What is required =
Select the lines of the records containing the word "وزارة" and list them.
————————
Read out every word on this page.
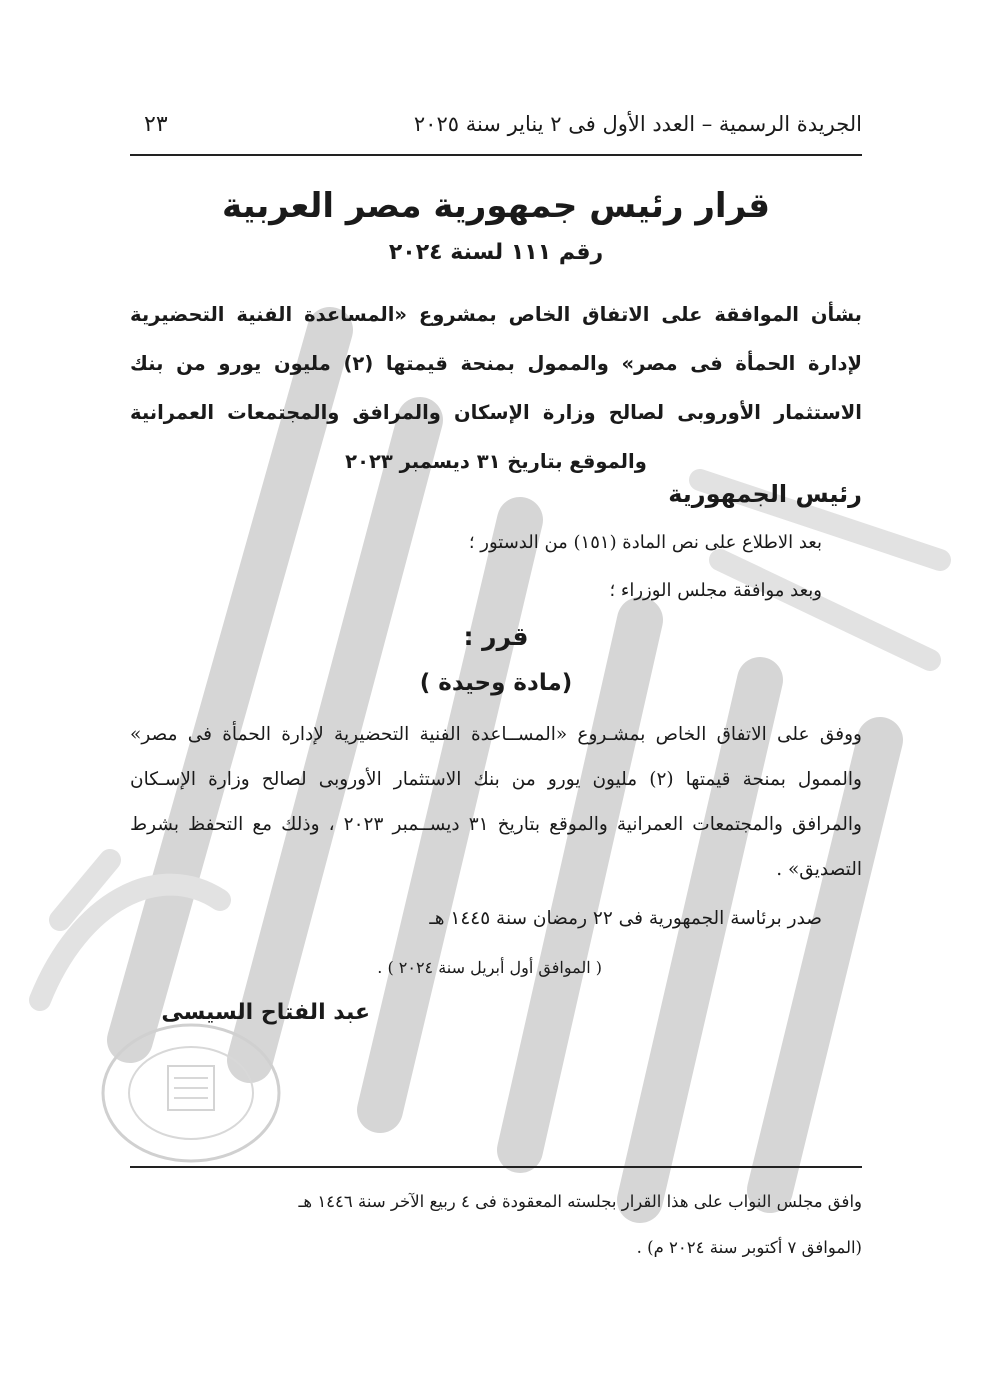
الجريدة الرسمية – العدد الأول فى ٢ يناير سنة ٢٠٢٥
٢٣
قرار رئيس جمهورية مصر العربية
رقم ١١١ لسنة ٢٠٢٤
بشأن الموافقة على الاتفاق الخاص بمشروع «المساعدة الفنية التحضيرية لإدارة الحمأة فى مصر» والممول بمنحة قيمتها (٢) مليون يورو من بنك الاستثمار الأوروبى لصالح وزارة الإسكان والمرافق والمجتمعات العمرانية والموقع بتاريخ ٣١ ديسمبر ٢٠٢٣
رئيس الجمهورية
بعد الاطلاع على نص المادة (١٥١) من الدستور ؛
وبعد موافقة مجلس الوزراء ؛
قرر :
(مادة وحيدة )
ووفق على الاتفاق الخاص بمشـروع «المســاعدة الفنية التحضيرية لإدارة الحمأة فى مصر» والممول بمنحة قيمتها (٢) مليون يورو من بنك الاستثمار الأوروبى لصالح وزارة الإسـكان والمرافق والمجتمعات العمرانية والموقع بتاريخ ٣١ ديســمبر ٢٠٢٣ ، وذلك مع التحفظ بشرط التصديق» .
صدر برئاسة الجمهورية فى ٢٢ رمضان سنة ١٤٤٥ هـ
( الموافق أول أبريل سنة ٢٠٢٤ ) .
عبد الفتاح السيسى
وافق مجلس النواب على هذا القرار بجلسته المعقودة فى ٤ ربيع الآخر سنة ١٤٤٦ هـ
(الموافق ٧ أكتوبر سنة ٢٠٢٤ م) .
————————
Complete response =
بشأن الموافقة على الاتفاق الخاص بمشروع «المساعدة الفنية التحضيرية لإدارة الحمأة فى مصر» والممول بمنحة قيمتها (٢) مليون يورو من بنك الاستثمار الأوروبى لصالح وزارة الإسكان والمرافق والمجتمعات العمرانية والموقع بتاريخ ٣١ ديسمبر ٢٠٢٣
ووفق على الاتفاق الخاص بمشـروع «المســاعدة الفنية التحضيرية لإدارة الحمأة فى مصر» والممول بمنحة قيمتها (٢) مليون يورو من بنك الاستثمار الأوروبى لصالح وزارة الإسـكان والمرافق والمجتمعات العمرانية والموقع بتاريخ ٣١ ديســمبر ٢٠٢٣ ، وذلك مع التحفظ بشرط التصديق» .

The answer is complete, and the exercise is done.